» **INSTRUCTIONS FOR THE TASK**
Restate the data below word for word. Skip any images it contains.
## Start DATA EXTRACT
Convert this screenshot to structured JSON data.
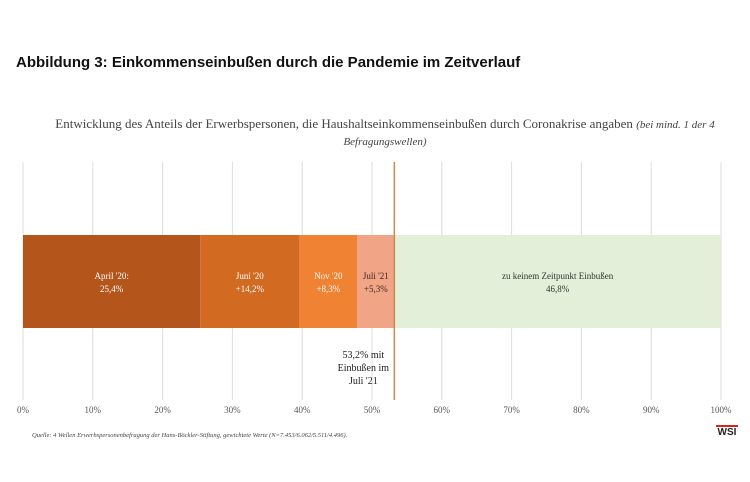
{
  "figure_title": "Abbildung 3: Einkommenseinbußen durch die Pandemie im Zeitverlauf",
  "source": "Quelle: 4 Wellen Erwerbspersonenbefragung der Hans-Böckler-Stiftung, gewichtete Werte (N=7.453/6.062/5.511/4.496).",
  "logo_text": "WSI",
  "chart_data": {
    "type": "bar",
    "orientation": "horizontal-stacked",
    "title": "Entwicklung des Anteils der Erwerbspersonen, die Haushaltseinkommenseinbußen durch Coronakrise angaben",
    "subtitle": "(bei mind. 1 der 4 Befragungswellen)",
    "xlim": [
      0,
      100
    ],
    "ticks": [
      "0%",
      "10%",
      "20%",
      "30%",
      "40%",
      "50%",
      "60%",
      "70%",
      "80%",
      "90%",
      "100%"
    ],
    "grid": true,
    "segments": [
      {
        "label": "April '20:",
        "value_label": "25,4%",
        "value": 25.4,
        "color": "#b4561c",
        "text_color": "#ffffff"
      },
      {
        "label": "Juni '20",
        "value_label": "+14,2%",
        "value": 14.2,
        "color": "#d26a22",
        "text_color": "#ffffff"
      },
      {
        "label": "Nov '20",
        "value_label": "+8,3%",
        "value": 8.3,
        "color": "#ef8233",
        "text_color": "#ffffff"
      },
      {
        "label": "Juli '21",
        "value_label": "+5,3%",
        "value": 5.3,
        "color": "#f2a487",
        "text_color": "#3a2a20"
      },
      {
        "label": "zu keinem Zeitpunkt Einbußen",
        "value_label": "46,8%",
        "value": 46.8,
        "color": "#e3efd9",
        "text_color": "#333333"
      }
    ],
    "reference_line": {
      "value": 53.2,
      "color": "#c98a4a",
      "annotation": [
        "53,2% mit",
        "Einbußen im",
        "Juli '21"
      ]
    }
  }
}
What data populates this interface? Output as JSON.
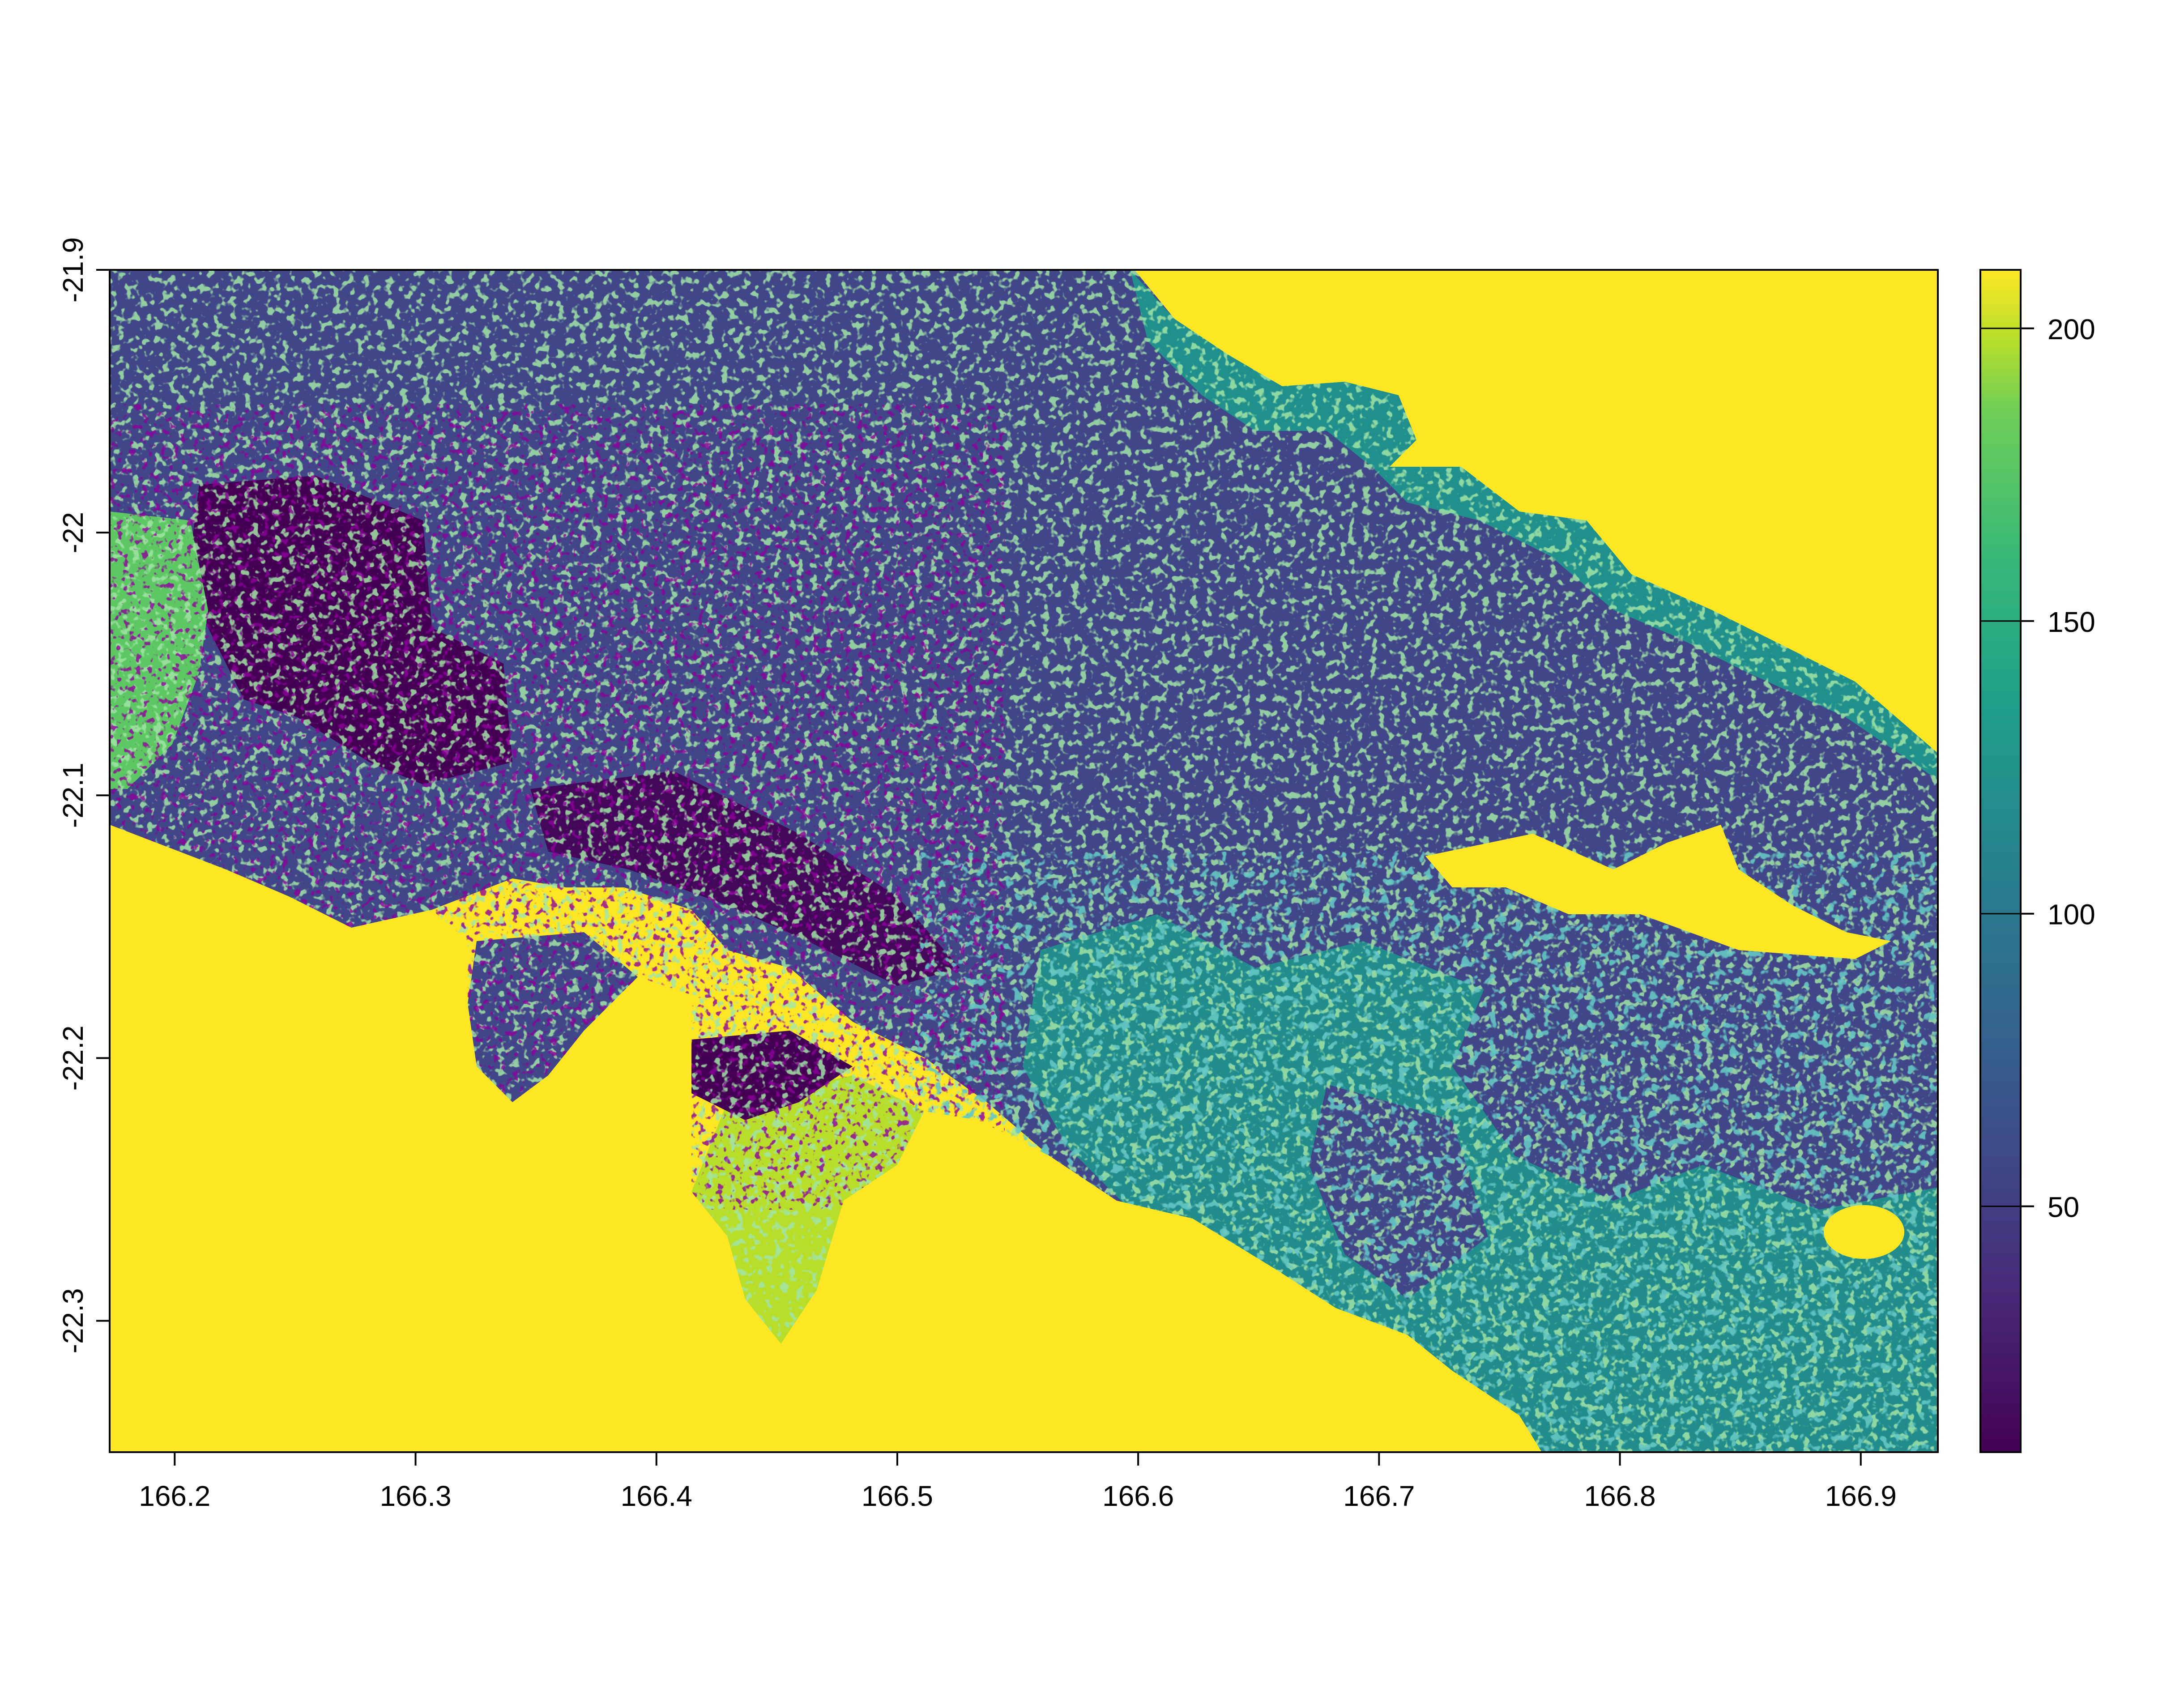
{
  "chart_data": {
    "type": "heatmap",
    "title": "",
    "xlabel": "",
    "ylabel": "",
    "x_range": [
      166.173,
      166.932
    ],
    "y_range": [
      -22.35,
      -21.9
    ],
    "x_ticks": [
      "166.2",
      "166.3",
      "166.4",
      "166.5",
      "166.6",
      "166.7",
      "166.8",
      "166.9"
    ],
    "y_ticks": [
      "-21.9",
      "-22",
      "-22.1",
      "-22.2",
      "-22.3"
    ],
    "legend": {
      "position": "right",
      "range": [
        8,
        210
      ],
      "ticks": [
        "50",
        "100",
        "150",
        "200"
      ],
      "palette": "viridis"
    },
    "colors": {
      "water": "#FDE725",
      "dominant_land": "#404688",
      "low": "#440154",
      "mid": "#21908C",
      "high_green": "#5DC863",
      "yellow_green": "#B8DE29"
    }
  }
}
## End DATA EXTRACT
» **EXERCISE RESULT**
Convert this screenshot to structured JSON data.
{
  "figure_title": "Abbildung 3: Einkommenseinbußen durch die Pandemie im Zeitverlauf",
  "source": "Quelle: 4 Wellen Erwerbspersonenbefragung der Hans-Böckler-Stiftung, gewichtete Werte (N=7.453/6.062/5.511/4.496).",
  "logo_text": "WSI",
  "chart_data": {
    "type": "bar",
    "orientation": "horizontal-stacked",
    "title": "Entwicklung des Anteils der Erwerbspersonen, die Haushaltseinkommenseinbußen durch Coronakrise angaben",
    "subtitle": "(bei mind. 1 der 4 Befragungswellen)",
    "xlim": [
      0,
      100
    ],
    "ticks": [
      "0%",
      "10%",
      "20%",
      "30%",
      "40%",
      "50%",
      "60%",
      "70%",
      "80%",
      "90%",
      "100%"
    ],
    "grid": true,
    "segments": [
      {
        "label": "April '20:",
        "value_label": "25,4%",
        "value": 25.4,
        "color": "#b4561c",
        "text_color": "#ffffff"
      },
      {
        "label": "Juni '20",
        "value_label": "+14,2%",
        "value": 14.2,
        "color": "#d26a22",
        "text_color": "#ffffff"
      },
      {
        "label": "Nov '20",
        "value_label": "+8,3%",
        "value": 8.3,
        "color": "#ef8233",
        "text_color": "#ffffff"
      },
      {
        "label": "Juli '21",
        "value_label": "+5,3%",
        "value": 5.3,
        "color": "#f2a487",
        "text_color": "#3a2a20"
      },
      {
        "label": "zu keinem Zeitpunkt Einbußen",
        "value_label": "46,8%",
        "value": 46.8,
        "color": "#e3efd9",
        "text_color": "#333333"
      }
    ],
    "reference_line": {
      "value": 53.2,
      "color": "#c98a4a",
      "annotation": [
        "53,2% mit",
        "Einbußen im",
        "Juli '21"
      ]
    }
  }
}
What data populates this interface? Output as JSON.
{
  "chart_data": {
    "type": "heatmap",
    "title": "",
    "xlabel": "",
    "ylabel": "",
    "x_range": [
      166.173,
      166.932
    ],
    "y_range": [
      -22.35,
      -21.9
    ],
    "x_ticks": [
      "166.2",
      "166.3",
      "166.4",
      "166.5",
      "166.6",
      "166.7",
      "166.8",
      "166.9"
    ],
    "y_ticks": [
      "-21.9",
      "-22",
      "-22.1",
      "-22.2",
      "-22.3"
    ],
    "legend": {
      "position": "right",
      "range": [
        8,
        210
      ],
      "ticks": [
        "50",
        "100",
        "150",
        "200"
      ],
      "palette": "viridis"
    },
    "colors": {
      "water": "#FDE725",
      "dominant_land": "#404688",
      "low": "#440154",
      "mid": "#21908C",
      "high_green": "#5DC863",
      "yellow_green": "#B8DE29"
    }
  }
}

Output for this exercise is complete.